### BRIEF
Show all lines that include the string "倍赔偿给甲方"; copy each one.

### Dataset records
==============================
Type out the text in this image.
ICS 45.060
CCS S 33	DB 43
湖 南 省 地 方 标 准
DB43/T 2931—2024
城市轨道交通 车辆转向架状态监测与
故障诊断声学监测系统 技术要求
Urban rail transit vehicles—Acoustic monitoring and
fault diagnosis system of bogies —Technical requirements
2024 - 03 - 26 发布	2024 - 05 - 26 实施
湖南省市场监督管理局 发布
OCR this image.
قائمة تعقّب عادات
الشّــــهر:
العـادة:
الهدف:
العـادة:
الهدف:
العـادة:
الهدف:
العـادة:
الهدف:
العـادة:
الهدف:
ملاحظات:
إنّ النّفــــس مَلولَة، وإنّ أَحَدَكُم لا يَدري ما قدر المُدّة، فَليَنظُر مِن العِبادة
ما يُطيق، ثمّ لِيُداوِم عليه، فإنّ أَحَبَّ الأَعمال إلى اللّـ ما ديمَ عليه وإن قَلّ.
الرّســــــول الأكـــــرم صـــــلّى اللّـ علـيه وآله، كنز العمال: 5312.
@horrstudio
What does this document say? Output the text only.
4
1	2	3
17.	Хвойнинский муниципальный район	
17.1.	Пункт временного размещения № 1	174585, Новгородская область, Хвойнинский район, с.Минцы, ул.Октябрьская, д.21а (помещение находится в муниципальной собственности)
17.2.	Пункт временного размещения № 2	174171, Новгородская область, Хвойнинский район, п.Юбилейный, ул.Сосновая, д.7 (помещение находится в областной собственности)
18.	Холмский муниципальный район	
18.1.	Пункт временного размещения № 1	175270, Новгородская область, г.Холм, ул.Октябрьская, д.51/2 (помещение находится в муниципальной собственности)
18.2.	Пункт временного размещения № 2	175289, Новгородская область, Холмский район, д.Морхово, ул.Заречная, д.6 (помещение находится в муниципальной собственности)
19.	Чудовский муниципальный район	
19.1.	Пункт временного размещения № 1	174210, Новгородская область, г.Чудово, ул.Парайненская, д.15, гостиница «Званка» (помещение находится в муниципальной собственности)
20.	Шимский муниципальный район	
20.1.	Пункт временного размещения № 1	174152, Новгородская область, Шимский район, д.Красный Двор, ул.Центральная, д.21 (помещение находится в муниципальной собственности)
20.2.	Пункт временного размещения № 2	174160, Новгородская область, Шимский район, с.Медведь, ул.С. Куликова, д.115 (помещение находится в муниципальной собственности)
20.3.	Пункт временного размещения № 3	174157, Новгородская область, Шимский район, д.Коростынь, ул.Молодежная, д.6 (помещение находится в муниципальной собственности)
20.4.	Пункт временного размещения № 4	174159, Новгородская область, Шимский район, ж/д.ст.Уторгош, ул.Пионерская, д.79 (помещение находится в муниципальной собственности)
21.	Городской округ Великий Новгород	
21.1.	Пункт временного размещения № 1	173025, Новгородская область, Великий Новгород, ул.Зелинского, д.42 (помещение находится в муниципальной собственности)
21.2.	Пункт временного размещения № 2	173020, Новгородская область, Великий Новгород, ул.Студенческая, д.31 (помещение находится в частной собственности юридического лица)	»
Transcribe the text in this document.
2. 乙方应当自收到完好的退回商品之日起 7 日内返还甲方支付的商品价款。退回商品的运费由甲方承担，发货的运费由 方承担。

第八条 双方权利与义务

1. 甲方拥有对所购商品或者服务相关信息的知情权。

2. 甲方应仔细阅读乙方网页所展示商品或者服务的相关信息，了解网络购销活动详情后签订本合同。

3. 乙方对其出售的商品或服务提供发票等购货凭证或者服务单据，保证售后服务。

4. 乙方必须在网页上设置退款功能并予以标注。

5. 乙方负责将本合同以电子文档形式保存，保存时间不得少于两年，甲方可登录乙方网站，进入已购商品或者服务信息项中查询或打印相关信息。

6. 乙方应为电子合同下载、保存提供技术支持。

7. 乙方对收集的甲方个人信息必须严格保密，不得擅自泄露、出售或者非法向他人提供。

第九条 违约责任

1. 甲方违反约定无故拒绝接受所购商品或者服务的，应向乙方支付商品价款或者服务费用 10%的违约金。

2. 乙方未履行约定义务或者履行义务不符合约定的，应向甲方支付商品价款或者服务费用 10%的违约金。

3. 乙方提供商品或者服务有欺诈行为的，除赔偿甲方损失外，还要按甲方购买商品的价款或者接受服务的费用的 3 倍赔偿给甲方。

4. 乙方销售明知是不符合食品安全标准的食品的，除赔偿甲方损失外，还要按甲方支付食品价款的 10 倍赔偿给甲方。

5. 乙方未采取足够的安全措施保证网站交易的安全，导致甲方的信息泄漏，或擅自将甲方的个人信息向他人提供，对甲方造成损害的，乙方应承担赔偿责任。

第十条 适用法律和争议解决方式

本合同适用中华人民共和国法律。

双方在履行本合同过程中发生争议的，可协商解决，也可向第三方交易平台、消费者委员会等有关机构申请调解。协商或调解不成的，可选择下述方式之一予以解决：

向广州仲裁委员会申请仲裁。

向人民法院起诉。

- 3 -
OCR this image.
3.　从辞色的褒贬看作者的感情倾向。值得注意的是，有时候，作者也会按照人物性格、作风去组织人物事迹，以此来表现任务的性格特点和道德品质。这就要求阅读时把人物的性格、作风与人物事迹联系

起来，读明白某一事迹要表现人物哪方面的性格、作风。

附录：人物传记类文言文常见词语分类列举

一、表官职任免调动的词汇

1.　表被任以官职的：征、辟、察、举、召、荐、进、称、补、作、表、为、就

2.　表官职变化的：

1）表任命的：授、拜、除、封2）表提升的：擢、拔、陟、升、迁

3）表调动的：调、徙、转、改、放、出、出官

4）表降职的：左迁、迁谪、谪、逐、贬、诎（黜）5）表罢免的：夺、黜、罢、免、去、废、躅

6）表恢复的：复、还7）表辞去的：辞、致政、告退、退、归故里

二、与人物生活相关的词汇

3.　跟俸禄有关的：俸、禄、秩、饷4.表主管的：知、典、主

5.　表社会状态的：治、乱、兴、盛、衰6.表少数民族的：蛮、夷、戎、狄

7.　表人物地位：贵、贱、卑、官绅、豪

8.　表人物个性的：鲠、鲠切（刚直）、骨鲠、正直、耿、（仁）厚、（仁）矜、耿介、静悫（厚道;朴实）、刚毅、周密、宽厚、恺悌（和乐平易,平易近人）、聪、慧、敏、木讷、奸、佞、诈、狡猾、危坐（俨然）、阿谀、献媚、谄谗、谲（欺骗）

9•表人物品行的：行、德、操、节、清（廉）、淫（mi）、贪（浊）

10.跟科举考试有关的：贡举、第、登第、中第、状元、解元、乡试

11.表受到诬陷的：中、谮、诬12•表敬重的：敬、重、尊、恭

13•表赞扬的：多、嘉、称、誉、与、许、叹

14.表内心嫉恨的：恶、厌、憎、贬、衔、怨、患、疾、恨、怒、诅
==============================
### TASK RESPONSE
3. 乙方提供商品或者服务有欺诈行为的，除赔偿甲方损失外，还要按甲方购买商品的价款或者接受服务的费用的 3 倍赔偿给甲方。
4. 乙方销售明知是不符合食品安全标准的食品的，除赔偿甲方损失外，还要按甲方支付食品价款的 10 倍赔偿给甲方。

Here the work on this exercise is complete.